Transcribe the material below exactly as it appears.

** begin Provided records **

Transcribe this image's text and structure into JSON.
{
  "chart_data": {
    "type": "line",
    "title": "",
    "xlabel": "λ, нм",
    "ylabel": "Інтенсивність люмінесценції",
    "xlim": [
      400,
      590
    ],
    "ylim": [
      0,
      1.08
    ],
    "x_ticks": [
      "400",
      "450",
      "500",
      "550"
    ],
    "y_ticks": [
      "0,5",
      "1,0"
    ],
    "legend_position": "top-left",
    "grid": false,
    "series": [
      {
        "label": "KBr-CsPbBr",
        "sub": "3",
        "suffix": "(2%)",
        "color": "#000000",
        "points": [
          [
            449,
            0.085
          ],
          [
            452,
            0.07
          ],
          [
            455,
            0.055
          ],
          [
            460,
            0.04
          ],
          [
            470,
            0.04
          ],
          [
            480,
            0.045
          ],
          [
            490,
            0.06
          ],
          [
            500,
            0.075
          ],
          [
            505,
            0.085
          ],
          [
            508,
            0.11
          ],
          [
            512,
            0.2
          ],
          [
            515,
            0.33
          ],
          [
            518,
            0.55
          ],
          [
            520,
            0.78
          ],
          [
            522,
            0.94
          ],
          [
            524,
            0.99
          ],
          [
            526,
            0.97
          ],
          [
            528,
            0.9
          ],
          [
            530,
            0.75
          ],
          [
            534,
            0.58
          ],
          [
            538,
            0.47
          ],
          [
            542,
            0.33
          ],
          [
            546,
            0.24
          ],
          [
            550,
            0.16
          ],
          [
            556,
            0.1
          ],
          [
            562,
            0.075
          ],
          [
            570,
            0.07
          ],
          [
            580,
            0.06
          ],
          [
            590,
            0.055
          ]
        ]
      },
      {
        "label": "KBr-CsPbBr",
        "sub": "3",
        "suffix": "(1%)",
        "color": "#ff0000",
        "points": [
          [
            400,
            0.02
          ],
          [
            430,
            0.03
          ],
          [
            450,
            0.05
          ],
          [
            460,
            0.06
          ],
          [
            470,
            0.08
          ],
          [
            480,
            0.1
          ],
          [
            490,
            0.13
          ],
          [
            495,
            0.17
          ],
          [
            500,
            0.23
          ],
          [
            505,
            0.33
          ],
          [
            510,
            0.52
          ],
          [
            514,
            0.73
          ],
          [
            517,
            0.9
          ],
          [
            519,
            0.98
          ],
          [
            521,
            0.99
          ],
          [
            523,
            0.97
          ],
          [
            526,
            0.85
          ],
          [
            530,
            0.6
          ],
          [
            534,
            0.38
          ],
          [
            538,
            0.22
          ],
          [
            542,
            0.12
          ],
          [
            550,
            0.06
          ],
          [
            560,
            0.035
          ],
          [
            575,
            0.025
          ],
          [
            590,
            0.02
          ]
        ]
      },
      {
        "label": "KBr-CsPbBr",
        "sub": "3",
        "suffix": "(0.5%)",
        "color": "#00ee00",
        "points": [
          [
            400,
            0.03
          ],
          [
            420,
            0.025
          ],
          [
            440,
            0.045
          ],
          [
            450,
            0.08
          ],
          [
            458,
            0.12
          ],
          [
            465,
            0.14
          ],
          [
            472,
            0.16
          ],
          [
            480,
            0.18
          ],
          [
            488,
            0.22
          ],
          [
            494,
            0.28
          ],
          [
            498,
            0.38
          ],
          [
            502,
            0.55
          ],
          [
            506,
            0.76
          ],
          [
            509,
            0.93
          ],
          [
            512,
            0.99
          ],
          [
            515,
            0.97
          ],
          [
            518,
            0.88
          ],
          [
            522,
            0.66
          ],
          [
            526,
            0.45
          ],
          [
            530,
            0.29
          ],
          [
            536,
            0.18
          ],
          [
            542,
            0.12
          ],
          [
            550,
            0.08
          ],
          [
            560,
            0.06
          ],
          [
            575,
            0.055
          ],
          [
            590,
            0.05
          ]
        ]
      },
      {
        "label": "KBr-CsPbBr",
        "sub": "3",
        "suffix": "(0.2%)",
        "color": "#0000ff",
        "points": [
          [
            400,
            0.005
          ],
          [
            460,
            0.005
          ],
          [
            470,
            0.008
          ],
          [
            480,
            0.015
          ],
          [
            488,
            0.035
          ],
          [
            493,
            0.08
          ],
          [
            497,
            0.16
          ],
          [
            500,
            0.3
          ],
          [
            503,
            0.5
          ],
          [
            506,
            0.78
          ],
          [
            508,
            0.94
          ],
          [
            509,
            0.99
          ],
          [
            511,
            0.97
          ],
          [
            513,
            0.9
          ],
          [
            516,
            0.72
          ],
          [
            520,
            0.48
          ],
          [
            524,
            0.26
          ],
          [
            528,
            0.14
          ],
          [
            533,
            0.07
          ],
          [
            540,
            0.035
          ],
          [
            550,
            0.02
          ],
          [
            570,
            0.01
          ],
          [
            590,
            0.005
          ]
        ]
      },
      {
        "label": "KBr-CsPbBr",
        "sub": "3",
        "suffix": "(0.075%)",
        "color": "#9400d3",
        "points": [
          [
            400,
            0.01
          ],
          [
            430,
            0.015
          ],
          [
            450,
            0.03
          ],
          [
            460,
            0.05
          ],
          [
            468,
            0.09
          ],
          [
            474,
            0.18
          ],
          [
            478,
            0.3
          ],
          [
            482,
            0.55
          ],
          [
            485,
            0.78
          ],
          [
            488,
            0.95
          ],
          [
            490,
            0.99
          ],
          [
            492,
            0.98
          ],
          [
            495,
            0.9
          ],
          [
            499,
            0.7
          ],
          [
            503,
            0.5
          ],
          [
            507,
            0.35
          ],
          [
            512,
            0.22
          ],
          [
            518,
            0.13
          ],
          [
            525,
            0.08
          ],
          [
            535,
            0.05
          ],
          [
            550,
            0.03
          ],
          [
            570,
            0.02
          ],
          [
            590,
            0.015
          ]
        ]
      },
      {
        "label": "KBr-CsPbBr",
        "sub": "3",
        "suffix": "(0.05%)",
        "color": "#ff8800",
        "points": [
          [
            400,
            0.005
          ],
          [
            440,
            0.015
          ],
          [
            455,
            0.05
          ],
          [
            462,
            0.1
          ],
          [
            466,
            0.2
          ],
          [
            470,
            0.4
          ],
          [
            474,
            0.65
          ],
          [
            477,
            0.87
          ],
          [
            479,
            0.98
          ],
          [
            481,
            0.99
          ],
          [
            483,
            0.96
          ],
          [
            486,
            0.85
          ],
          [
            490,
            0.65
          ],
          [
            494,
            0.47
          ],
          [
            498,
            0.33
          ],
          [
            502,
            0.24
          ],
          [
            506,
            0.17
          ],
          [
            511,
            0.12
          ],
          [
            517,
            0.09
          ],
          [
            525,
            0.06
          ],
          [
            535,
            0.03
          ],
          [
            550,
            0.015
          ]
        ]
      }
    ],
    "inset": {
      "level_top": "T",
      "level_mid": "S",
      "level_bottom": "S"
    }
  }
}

** end Provided records **

__Result below__.
Transcribe this image's text and structure into JSON.
{
  "chart_data": {
    "type": "line",
    "title": "",
    "xlabel": "λ, нм",
    "ylabel": "Інтенсивність люмінесценції",
    "xlim": [
      400,
      590
    ],
    "ylim": [
      0,
      1.08
    ],
    "x_ticks": [
      "400",
      "450",
      "500",
      "550"
    ],
    "y_ticks": [
      "0,5",
      "1,0"
    ],
    "legend_position": "top-left",
    "grid": false,
    "series": [
      {
        "label": "KBr-CsPbBr",
        "sub": "3",
        "suffix": "(2%)",
        "color": "#000000",
        "points": [
          [
            449,
            0.085
          ],
          [
            452,
            0.07
          ],
          [
            455,
            0.055
          ],
          [
            460,
            0.04
          ],
          [
            470,
            0.04
          ],
          [
            480,
            0.045
          ],
          [
            490,
            0.06
          ],
          [
            500,
            0.075
          ],
          [
            505,
            0.085
          ],
          [
            508,
            0.11
          ],
          [
            512,
            0.2
          ],
          [
            515,
            0.33
          ],
          [
            518,
            0.55
          ],
          [
            520,
            0.78
          ],
          [
            522,
            0.94
          ],
          [
            524,
            0.99
          ],
          [
            526,
            0.97
          ],
          [
            528,
            0.9
          ],
          [
            530,
            0.75
          ],
          [
            534,
            0.58
          ],
          [
            538,
            0.47
          ],
          [
            542,
            0.33
          ],
          [
            546,
            0.24
          ],
          [
            550,
            0.16
          ],
          [
            556,
            0.1
          ],
          [
            562,
            0.075
          ],
          [
            570,
            0.07
          ],
          [
            580,
            0.06
          ],
          [
            590,
            0.055
          ]
        ]
      },
      {
        "label": "KBr-CsPbBr",
        "sub": "3",
        "suffix": "(1%)",
        "color": "#ff0000",
        "points": [
          [
            400,
            0.02
          ],
          [
            430,
            0.03
          ],
          [
            450,
            0.05
          ],
          [
            460,
            0.06
          ],
          [
            470,
            0.08
          ],
          [
            480,
            0.1
          ],
          [
            490,
            0.13
          ],
          [
            495,
            0.17
          ],
          [
            500,
            0.23
          ],
          [
            505,
            0.33
          ],
          [
            510,
            0.52
          ],
          [
            514,
            0.73
          ],
          [
            517,
            0.9
          ],
          [
            519,
            0.98
          ],
          [
            521,
            0.99
          ],
          [
            523,
            0.97
          ],
          [
            526,
            0.85
          ],
          [
            530,
            0.6
          ],
          [
            534,
            0.38
          ],
          [
            538,
            0.22
          ],
          [
            542,
            0.12
          ],
          [
            550,
            0.06
          ],
          [
            560,
            0.035
          ],
          [
            575,
            0.025
          ],
          [
            590,
            0.02
          ]
        ]
      },
      {
        "label": "KBr-CsPbBr",
        "sub": "3",
        "suffix": "(0.5%)",
        "color": "#00ee00",
        "points": [
          [
            400,
            0.03
          ],
          [
            420,
            0.025
          ],
          [
            440,
            0.045
          ],
          [
            450,
            0.08
          ],
          [
            458,
            0.12
          ],
          [
            465,
            0.14
          ],
          [
            472,
            0.16
          ],
          [
            480,
            0.18
          ],
          [
            488,
            0.22
          ],
          [
            494,
            0.28
          ],
          [
            498,
            0.38
          ],
          [
            502,
            0.55
          ],
          [
            506,
            0.76
          ],
          [
            509,
            0.93
          ],
          [
            512,
            0.99
          ],
          [
            515,
            0.97
          ],
          [
            518,
            0.88
          ],
          [
            522,
            0.66
          ],
          [
            526,
            0.45
          ],
          [
            530,
            0.29
          ],
          [
            536,
            0.18
          ],
          [
            542,
            0.12
          ],
          [
            550,
            0.08
          ],
          [
            560,
            0.06
          ],
          [
            575,
            0.055
          ],
          [
            590,
            0.05
          ]
        ]
      },
      {
        "label": "KBr-CsPbBr",
        "sub": "3",
        "suffix": "(0.2%)",
        "color": "#0000ff",
        "points": [
          [
            400,
            0.005
          ],
          [
            460,
            0.005
          ],
          [
            470,
            0.008
          ],
          [
            480,
            0.015
          ],
          [
            488,
            0.035
          ],
          [
            493,
            0.08
          ],
          [
            497,
            0.16
          ],
          [
            500,
            0.3
          ],
          [
            503,
            0.5
          ],
          [
            506,
            0.78
          ],
          [
            508,
            0.94
          ],
          [
            509,
            0.99
          ],
          [
            511,
            0.97
          ],
          [
            513,
            0.9
          ],
          [
            516,
            0.72
          ],
          [
            520,
            0.48
          ],
          [
            524,
            0.26
          ],
          [
            528,
            0.14
          ],
          [
            533,
            0.07
          ],
          [
            540,
            0.035
          ],
          [
            550,
            0.02
          ],
          [
            570,
            0.01
          ],
          [
            590,
            0.005
          ]
        ]
      },
      {
        "label": "KBr-CsPbBr",
        "sub": "3",
        "suffix": "(0.075%)",
        "color": "#9400d3",
        "points": [
          [
            400,
            0.01
          ],
          [
            430,
            0.015
          ],
          [
            450,
            0.03
          ],
          [
            460,
            0.05
          ],
          [
            468,
            0.09
          ],
          [
            474,
            0.18
          ],
          [
            478,
            0.3
          ],
          [
            482,
            0.55
          ],
          [
            485,
            0.78
          ],
          [
            488,
            0.95
          ],
          [
            490,
            0.99
          ],
          [
            492,
            0.98
          ],
          [
            495,
            0.9
          ],
          [
            499,
            0.7
          ],
          [
            503,
            0.5
          ],
          [
            507,
            0.35
          ],
          [
            512,
            0.22
          ],
          [
            518,
            0.13
          ],
          [
            525,
            0.08
          ],
          [
            535,
            0.05
          ],
          [
            550,
            0.03
          ],
          [
            570,
            0.02
          ],
          [
            590,
            0.015
          ]
        ]
      },
      {
        "label": "KBr-CsPbBr",
        "sub": "3",
        "suffix": "(0.05%)",
        "color": "#ff8800",
        "points": [
          [
            400,
            0.005
          ],
          [
            440,
            0.015
          ],
          [
            455,
            0.05
          ],
          [
            462,
            0.1
          ],
          [
            466,
            0.2
          ],
          [
            470,
            0.4
          ],
          [
            474,
            0.65
          ],
          [
            477,
            0.87
          ],
          [
            479,
            0.98
          ],
          [
            481,
            0.99
          ],
          [
            483,
            0.96
          ],
          [
            486,
            0.85
          ],
          [
            490,
            0.65
          ],
          [
            494,
            0.47
          ],
          [
            498,
            0.33
          ],
          [
            502,
            0.24
          ],
          [
            506,
            0.17
          ],
          [
            511,
            0.12
          ],
          [
            517,
            0.09
          ],
          [
            525,
            0.06
          ],
          [
            535,
            0.03
          ],
          [
            550,
            0.015
          ]
        ]
      }
    ],
    "inset": {
      "level_top": "T",
      "level_mid": "S",
      "level_bottom": "S"
    }
  }
}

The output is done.